> TASK STATEMENT
Switch "cacao powder" to "cocoa powder" in the entries from the start through the line with "footer-bullet: • <box>551 1238 565 1254</box>", inclusive, and give those lines back with nothing else changed.

────────

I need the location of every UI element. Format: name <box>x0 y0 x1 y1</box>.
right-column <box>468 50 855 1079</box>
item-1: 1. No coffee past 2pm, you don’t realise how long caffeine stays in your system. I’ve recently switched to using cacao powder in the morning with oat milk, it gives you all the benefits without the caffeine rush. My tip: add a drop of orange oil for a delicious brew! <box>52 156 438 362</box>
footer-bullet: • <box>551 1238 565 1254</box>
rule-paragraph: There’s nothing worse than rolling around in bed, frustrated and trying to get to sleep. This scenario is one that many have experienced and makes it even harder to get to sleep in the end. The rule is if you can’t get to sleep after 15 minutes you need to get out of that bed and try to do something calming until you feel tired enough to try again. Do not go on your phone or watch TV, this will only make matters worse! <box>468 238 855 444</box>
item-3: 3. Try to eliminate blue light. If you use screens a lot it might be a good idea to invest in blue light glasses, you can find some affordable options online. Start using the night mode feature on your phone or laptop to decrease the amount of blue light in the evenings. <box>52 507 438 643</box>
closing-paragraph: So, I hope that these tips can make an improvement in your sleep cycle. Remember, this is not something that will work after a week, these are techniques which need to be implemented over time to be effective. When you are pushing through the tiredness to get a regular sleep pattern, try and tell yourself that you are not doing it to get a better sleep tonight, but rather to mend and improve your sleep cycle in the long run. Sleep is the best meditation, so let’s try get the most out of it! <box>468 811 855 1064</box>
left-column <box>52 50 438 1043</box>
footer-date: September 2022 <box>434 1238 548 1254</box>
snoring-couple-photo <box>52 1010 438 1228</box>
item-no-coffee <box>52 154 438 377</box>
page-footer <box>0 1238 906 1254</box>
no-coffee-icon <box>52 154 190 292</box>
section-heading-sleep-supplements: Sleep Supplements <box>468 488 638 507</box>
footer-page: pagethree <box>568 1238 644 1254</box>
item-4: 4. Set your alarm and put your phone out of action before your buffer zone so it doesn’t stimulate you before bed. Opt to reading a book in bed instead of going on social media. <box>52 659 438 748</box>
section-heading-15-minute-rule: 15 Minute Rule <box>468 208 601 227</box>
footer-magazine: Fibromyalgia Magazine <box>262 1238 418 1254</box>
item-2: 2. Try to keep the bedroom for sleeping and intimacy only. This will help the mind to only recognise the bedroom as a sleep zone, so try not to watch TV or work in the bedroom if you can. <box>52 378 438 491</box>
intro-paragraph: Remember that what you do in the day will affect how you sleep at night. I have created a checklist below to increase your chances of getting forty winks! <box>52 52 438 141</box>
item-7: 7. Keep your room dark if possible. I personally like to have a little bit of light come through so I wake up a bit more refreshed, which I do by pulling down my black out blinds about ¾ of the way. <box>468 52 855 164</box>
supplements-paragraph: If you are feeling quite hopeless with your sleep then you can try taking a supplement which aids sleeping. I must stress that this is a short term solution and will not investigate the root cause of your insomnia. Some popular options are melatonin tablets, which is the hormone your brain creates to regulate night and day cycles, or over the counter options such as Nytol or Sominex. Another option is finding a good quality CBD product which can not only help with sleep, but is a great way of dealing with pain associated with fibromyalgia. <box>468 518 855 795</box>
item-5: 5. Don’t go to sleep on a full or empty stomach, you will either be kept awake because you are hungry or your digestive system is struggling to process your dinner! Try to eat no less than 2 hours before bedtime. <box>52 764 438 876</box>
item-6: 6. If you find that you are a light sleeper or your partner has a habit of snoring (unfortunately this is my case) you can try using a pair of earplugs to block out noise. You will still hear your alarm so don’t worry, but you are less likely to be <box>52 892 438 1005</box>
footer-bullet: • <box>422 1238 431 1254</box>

────────

> THE REPLY
I need the location of every UI element. Format: name <box>x0 y0 x1 y1</box>.
right-column <box>468 50 855 1079</box>
item-1: 1. No coffee past 2pm, you don’t realise how long caffeine stays in your system. I’ve recently switched to using cocoa powder in the morning with oat milk, it gives you all the benefits without the caffeine rush. My tip: add a drop of orange oil for a delicious brew! <box>52 156 438 362</box>
footer-bullet: • <box>551 1238 565 1254</box>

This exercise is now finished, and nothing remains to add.